Requirement
Without pictures, output exactly the lines running from the line containing "Convert this document image to plain text." to the end of the listing below.

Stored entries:
==================================================

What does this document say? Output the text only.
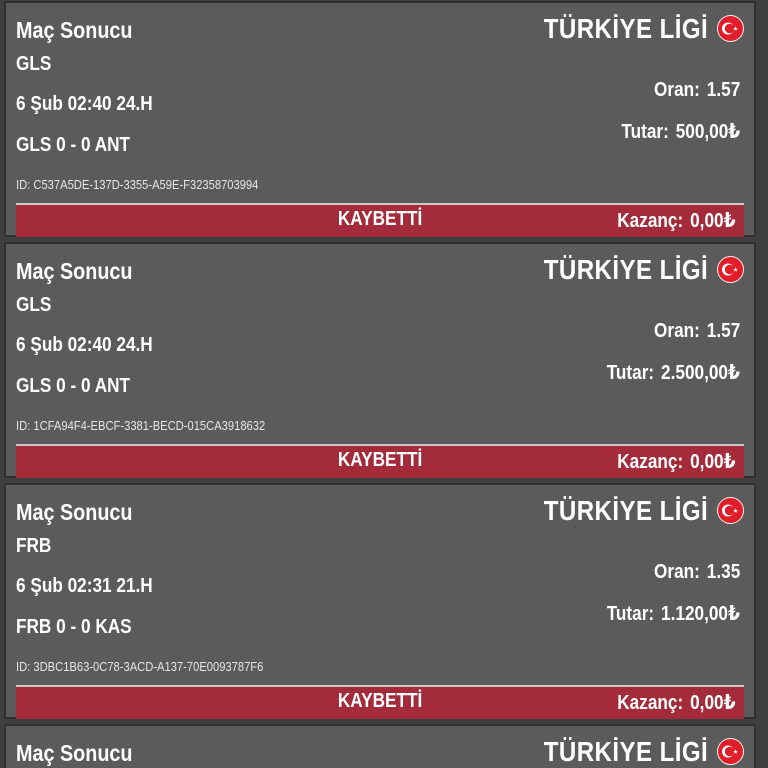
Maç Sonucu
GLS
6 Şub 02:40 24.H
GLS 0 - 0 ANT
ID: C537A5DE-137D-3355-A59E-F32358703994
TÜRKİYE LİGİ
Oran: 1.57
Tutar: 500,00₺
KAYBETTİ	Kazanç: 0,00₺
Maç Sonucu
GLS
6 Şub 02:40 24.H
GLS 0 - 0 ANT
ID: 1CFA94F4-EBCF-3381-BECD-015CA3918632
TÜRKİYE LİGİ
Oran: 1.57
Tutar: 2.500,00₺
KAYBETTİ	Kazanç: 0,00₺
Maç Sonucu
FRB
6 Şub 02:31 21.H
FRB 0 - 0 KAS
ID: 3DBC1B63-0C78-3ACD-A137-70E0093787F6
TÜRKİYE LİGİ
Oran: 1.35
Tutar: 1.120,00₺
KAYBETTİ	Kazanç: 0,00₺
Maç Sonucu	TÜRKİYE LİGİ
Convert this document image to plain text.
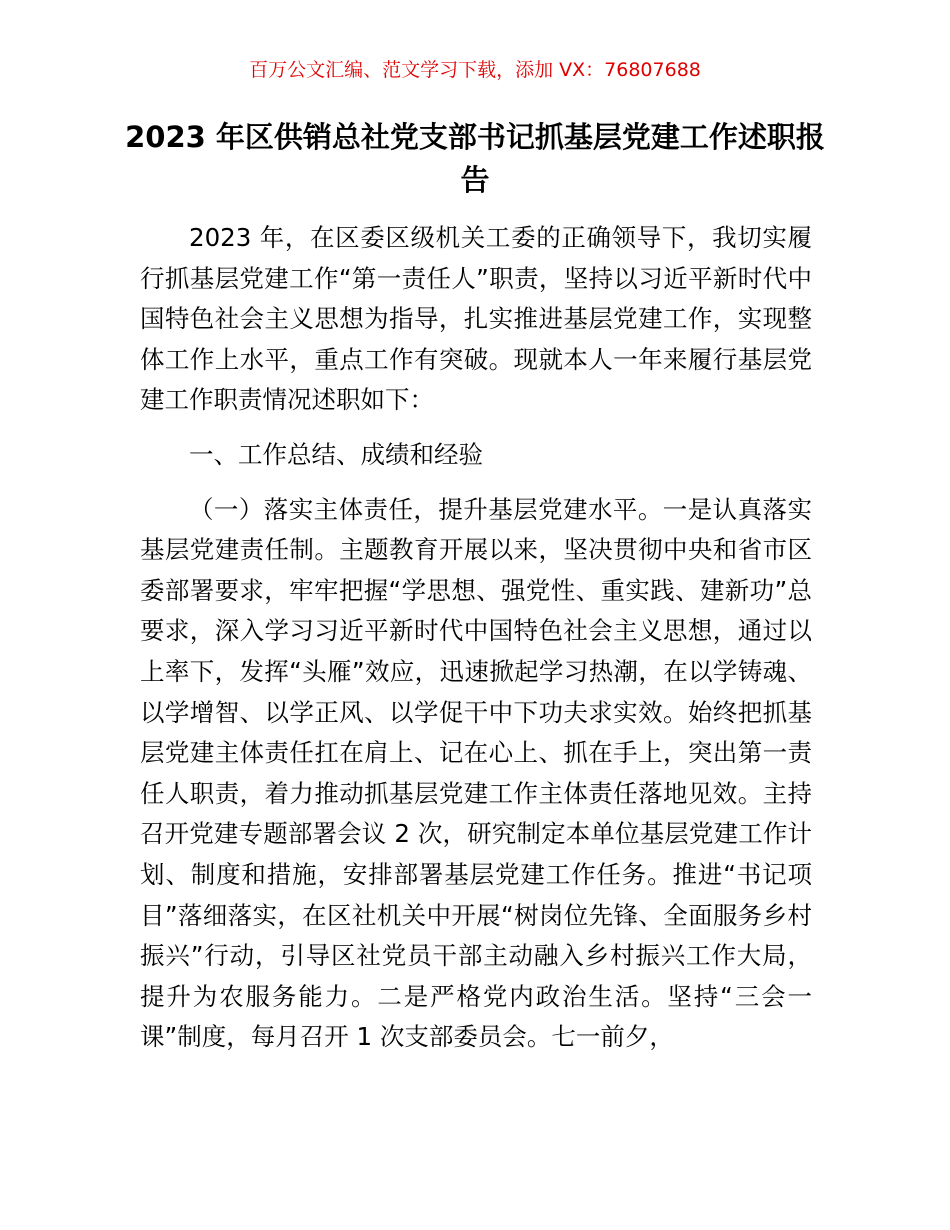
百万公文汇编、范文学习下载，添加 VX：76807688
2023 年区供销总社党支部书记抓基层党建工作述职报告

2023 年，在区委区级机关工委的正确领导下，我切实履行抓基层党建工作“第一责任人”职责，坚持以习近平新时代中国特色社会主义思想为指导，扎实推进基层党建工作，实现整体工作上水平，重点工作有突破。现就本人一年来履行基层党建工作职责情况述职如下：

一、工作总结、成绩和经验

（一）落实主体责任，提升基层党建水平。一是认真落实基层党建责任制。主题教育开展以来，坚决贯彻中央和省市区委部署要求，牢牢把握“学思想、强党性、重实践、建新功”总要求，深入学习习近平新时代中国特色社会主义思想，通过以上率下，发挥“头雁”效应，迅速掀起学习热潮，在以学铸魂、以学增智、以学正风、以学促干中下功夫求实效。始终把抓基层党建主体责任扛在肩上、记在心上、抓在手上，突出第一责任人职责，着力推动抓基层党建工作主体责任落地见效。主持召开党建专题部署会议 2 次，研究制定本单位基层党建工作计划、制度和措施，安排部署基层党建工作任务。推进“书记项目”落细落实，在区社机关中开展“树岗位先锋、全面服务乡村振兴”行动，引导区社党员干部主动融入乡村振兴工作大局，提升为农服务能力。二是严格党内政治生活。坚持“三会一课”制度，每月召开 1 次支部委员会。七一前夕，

==================================================

Answer below
Convert this document image to plain text.
百万公文汇编、范文学习下载，添加 VX：76807688
2023 年区供销总社党支部书记抓基层党建工作述职报告

2023 年，在区委区级机关工委的正确领导下，我切实履行抓基层党建工作“第一责任人”职责，坚持以习近平新时代中国特色社会主义思想为指导，扎实推进基层党建工作，实现整体工作上水平，重点工作有突破。现就本人一年来履行基层党建工作职责情况述职如下：

一、工作总结、成绩和经验

（一）落实主体责任，提升基层党建水平。一是认真落实基层党建责任制。主题教育开展以来，坚决贯彻中央和省市区委部署要求，牢牢把握“学思想、强党性、重实践、建新功”总要求，深入学习习近平新时代中国特色社会主义思想，通过以上率下，发挥“头雁”效应，迅速掀起学习热潮，在以学铸魂、以学增智、以学正风、以学促干中下功夫求实效。始终把抓基层党建主体责任扛在肩上、记在心上、抓在手上，突出第一责任人职责，着力推动抓基层党建工作主体责任落地见效。主持召开党建专题部署会议 2 次，研究制定本单位基层党建工作计划、制度和措施，安排部署基层党建工作任务。推进“书记项目”落细落实，在区社机关中开展“树岗位先锋、全面服务乡村振兴”行动，引导区社党员干部主动融入乡村振兴工作大局，提升为农服务能力。二是严格党内政治生活。坚持“三会一课”制度，每月召开 1 次支部委员会。七一前夕，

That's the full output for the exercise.